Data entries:
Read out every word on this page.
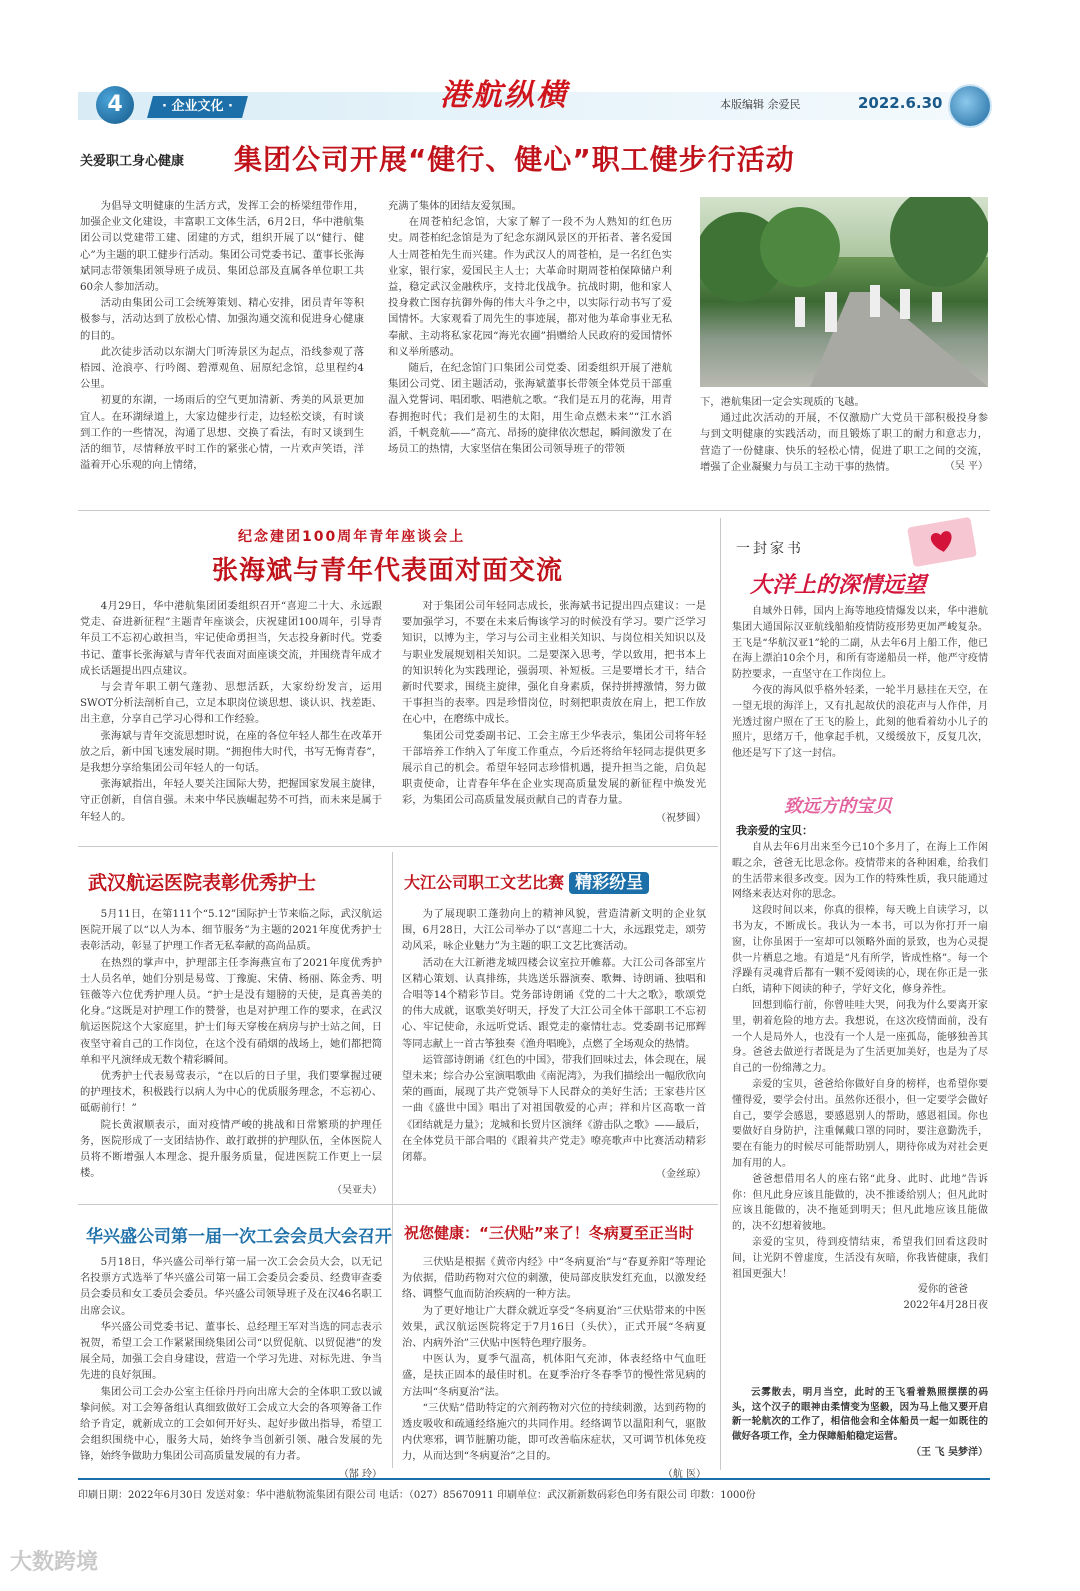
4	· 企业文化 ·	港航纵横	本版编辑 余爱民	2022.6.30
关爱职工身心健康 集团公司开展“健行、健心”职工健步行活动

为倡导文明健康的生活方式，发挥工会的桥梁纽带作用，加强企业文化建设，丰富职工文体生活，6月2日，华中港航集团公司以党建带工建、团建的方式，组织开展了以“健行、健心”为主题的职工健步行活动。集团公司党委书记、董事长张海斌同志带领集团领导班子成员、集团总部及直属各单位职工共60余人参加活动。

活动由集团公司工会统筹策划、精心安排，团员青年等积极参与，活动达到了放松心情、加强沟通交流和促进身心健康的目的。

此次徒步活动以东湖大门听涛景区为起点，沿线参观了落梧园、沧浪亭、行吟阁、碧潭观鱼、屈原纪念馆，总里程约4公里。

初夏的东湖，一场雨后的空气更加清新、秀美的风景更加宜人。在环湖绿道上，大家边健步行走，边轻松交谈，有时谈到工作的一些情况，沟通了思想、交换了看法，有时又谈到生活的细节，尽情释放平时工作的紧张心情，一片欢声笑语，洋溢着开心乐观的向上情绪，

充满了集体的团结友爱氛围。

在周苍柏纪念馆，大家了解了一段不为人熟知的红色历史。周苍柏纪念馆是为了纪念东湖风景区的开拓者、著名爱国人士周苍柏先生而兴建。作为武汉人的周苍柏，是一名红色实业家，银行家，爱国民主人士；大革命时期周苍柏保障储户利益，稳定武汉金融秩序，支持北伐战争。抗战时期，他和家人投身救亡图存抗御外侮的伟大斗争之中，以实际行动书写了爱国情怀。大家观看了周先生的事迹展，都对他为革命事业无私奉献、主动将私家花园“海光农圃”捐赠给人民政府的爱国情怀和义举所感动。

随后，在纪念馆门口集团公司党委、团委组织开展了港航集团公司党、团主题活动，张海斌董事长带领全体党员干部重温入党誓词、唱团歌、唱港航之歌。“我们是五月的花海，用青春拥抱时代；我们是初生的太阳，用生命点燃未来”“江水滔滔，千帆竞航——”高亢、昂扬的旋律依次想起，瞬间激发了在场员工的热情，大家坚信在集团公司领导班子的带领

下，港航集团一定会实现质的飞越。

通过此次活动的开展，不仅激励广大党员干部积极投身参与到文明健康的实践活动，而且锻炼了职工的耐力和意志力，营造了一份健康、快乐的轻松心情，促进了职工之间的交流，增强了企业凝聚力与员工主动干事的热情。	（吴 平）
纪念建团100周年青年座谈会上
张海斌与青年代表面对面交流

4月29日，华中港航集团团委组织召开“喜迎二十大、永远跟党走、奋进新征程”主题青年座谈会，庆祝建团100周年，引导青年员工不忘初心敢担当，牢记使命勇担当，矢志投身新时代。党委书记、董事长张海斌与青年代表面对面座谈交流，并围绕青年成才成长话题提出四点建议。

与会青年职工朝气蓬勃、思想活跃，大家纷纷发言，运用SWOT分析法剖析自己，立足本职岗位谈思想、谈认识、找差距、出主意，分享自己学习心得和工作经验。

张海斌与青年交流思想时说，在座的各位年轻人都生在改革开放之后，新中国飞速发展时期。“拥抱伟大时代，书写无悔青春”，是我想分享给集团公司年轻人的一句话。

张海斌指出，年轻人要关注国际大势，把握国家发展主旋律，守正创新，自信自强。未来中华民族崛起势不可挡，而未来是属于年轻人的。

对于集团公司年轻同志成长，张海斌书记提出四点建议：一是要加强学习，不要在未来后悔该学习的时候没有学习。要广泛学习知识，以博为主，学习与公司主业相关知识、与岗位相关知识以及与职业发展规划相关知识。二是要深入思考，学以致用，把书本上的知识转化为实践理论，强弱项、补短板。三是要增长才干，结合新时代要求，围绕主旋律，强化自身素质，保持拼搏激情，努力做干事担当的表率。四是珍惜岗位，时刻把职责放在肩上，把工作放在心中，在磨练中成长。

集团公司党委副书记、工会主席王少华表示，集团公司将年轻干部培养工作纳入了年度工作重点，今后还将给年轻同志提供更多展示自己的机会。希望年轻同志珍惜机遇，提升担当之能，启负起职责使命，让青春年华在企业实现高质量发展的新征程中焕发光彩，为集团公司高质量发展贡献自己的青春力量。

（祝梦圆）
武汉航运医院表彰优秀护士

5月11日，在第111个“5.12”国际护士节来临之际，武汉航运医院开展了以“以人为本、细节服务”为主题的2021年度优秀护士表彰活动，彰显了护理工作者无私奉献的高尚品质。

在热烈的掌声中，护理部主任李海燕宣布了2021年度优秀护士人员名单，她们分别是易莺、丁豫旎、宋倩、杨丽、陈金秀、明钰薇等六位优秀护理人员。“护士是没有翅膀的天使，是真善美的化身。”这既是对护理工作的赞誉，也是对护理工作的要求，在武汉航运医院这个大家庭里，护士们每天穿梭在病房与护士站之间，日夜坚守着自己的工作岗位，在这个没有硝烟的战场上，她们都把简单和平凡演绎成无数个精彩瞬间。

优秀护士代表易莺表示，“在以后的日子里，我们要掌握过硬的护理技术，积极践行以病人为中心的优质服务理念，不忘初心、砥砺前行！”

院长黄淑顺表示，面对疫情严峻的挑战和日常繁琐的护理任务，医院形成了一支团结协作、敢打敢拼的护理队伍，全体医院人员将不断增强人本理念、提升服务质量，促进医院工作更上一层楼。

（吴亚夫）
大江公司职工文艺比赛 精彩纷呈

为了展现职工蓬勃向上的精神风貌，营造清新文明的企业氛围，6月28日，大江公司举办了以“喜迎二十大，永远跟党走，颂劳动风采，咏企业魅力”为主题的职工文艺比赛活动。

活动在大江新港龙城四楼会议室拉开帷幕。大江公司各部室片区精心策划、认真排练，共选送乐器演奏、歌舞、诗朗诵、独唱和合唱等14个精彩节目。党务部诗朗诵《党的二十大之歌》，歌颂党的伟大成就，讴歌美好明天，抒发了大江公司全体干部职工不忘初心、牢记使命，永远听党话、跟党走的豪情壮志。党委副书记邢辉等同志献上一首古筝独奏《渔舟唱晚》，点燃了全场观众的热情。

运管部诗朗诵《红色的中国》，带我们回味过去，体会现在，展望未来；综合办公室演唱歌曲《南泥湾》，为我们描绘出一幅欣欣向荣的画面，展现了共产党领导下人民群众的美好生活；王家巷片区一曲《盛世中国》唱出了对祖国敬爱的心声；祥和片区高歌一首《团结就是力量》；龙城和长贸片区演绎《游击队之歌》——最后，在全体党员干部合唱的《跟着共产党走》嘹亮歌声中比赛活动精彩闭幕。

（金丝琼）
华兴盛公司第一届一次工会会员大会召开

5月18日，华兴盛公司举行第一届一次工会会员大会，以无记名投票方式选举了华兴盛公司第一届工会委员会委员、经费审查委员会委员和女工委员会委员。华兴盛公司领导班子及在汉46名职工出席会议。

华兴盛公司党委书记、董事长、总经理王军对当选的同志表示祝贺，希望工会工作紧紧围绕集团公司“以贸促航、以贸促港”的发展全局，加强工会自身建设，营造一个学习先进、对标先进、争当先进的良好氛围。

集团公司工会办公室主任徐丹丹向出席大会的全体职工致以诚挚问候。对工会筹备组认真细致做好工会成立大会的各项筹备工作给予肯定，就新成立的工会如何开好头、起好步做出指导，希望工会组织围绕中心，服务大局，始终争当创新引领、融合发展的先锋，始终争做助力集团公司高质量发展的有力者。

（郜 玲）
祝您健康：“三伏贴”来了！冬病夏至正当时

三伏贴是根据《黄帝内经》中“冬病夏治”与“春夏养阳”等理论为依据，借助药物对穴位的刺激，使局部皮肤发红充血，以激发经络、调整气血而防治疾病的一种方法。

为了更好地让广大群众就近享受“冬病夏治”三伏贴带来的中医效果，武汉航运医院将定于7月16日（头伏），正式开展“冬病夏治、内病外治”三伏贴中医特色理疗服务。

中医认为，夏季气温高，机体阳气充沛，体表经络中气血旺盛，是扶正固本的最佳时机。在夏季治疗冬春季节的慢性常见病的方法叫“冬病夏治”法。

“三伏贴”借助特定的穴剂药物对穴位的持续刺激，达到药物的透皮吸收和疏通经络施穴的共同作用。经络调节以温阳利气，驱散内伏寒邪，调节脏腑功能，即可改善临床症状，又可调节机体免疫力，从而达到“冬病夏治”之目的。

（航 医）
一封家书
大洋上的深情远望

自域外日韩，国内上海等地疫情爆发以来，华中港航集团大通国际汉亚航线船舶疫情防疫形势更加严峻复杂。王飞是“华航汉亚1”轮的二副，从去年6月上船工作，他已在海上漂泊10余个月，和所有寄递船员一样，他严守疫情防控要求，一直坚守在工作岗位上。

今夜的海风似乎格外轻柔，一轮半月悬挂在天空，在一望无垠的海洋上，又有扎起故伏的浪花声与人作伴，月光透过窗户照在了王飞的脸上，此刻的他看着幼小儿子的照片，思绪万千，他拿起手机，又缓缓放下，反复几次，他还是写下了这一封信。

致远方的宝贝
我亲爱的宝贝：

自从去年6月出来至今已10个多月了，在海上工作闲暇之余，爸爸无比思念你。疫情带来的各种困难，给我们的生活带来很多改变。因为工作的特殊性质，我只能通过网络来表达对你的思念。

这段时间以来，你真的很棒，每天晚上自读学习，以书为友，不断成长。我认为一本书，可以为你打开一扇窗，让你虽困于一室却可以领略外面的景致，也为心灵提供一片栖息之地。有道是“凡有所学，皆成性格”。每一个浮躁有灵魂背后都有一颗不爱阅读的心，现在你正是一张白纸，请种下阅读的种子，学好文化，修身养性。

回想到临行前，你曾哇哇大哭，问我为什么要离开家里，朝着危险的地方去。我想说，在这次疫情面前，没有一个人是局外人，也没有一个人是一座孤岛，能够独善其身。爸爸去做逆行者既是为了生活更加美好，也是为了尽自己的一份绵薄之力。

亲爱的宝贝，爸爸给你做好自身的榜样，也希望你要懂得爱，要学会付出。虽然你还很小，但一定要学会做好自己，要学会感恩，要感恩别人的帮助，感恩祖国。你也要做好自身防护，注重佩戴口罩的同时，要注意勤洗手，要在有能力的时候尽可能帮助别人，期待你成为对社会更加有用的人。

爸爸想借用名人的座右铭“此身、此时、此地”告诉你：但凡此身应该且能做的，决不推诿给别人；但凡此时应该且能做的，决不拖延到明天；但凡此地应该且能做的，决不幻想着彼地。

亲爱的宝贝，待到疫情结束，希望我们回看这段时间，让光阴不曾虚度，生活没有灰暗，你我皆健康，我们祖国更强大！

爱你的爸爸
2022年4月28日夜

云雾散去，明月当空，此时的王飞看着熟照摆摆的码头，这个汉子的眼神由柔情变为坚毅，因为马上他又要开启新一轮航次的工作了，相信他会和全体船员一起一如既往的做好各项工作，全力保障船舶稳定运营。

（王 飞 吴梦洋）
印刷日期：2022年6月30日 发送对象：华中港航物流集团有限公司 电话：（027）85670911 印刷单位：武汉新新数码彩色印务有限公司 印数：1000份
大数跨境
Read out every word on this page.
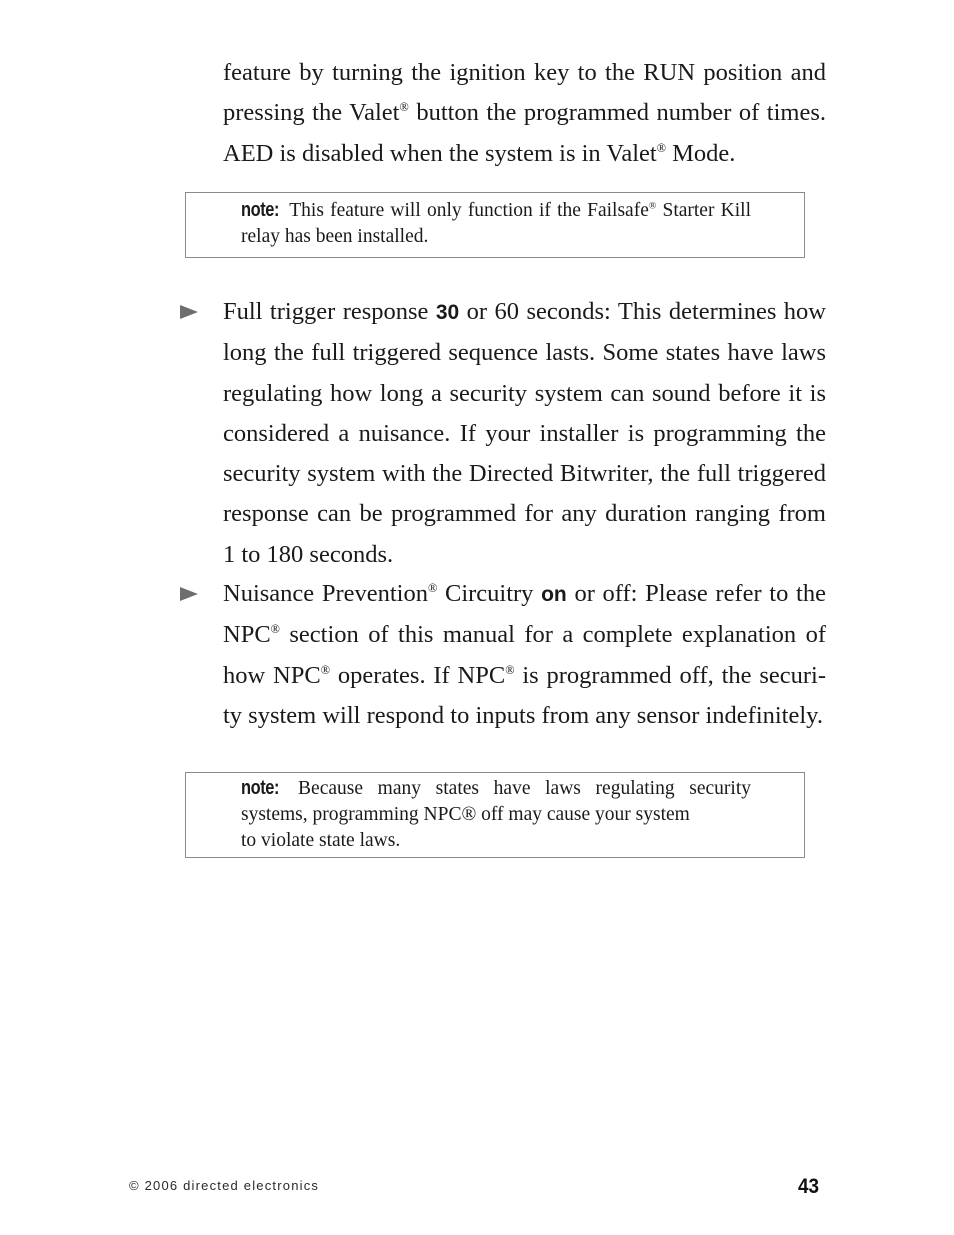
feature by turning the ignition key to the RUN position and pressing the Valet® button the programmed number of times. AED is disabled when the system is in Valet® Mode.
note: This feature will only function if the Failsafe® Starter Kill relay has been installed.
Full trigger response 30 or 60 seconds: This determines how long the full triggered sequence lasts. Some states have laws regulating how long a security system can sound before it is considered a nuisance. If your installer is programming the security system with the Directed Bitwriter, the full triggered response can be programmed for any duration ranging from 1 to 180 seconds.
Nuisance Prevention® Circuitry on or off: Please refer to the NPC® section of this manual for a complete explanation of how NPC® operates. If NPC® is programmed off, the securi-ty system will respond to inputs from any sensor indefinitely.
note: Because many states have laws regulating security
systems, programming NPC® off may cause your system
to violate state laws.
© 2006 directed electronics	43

*Stated task*: Copy all lines of the material above where the string "have" occurs.

*Result*:
Full trigger response 30 or 60 seconds: This determines how long the full triggered sequence lasts. Some states have laws regulating how long a security system can sound before it is considered a nuisance. If your installer is programming the security system with the Directed Bitwriter, the full triggered response can be programmed for any duration ranging from 1 to 180 seconds.
note: Because many states have laws regulating security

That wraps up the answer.